* **PROVIDED DATA**:
***
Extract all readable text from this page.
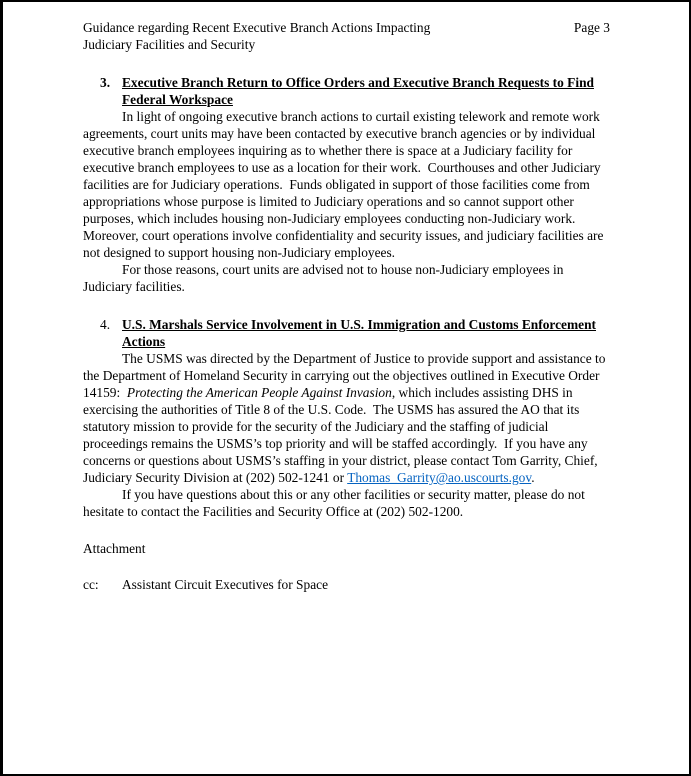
Guidance regarding Recent Executive Branch Actions Impacting
Judiciary Facilities and Security
Page 3
3. Executive Branch Return to Office Orders and Executive Branch Requests to Find Federal Workspace

In light of ongoing executive branch actions to curtail existing telework and remote work agreements, court units may have been contacted by executive branch agencies or by individual executive branch employees inquiring as to whether there is space at a Judiciary facility for executive branch employees to use as a location for their work.  Courthouses and other Judiciary facilities are for Judiciary operations.  Funds obligated in support of those facilities come from appropriations whose purpose is limited to Judiciary operations and so cannot support other purposes, which includes housing non-Judiciary employees conducting non-Judiciary work.  Moreover, court operations involve confidentiality and security issues, and judiciary facilities are not designed to support housing non-Judiciary employees.

For those reasons, court units are advised not to house non-Judiciary employees in Judiciary facilities.

4. U.S. Marshals Service Involvement in U.S. Immigration and Customs Enforcement Actions

The USMS was directed by the Department of Justice to provide support and assistance to the Department of Homeland Security in carrying out the objectives outlined in Executive Order 14159:  Protecting the American People Against Invasion, which includes assisting DHS in exercising the authorities of Title 8 of the U.S. Code.  The USMS has assured the AO that its statutory mission to provide for the security of the Judiciary and the staffing of judicial proceedings remains the USMS’s top priority and will be staffed accordingly.  If you have any concerns or questions about USMS’s staffing in your district, please contact Tom Garrity, Chief, Judiciary Security Division at (202) 502-1241 or Thomas_Garrity@ao.uscourts.gov.

If you have questions about this or any other facilities or security matter, please do not hesitate to contact the Facilities and Security Office at (202) 502-1200.

Attachment
cc: Assistant Circuit Executives for Space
***
* **EXERCISE DIRECTIONS**:
Output all the records, word for word, with no pictures in the copy.

* **THE RESULT**:
Extract all readable text from this page.
Guidance regarding Recent Executive Branch Actions Impacting
Judiciary Facilities and Security
Page 3
3. Executive Branch Return to Office Orders and Executive Branch Requests to Find Federal Workspace

In light of ongoing executive branch actions to curtail existing telework and remote work agreements, court units may have been contacted by executive branch agencies or by individual executive branch employees inquiring as to whether there is space at a Judiciary facility for executive branch employees to use as a location for their work.  Courthouses and other Judiciary facilities are for Judiciary operations.  Funds obligated in support of those facilities come from appropriations whose purpose is limited to Judiciary operations and so cannot support other purposes, which includes housing non-Judiciary employees conducting non-Judiciary work.  Moreover, court operations involve confidentiality and security issues, and judiciary facilities are not designed to support housing non-Judiciary employees.

For those reasons, court units are advised not to house non-Judiciary employees in Judiciary facilities.

4. U.S. Marshals Service Involvement in U.S. Immigration and Customs Enforcement Actions

The USMS was directed by the Department of Justice to provide support and assistance to the Department of Homeland Security in carrying out the objectives outlined in Executive Order 14159:  Protecting the American People Against Invasion, which includes assisting DHS in exercising the authorities of Title 8 of the U.S. Code.  The USMS has assured the AO that its statutory mission to provide for the security of the Judiciary and the staffing of judicial proceedings remains the USMS’s top priority and will be staffed accordingly.  If you have any concerns or questions about USMS’s staffing in your district, please contact Tom Garrity, Chief, Judiciary Security Division at (202) 502-1241 or Thomas_Garrity@ao.uscourts.gov.

If you have questions about this or any other facilities or security matter, please do not hesitate to contact the Facilities and Security Office at (202) 502-1200.

Attachment
cc: Assistant Circuit Executives for Space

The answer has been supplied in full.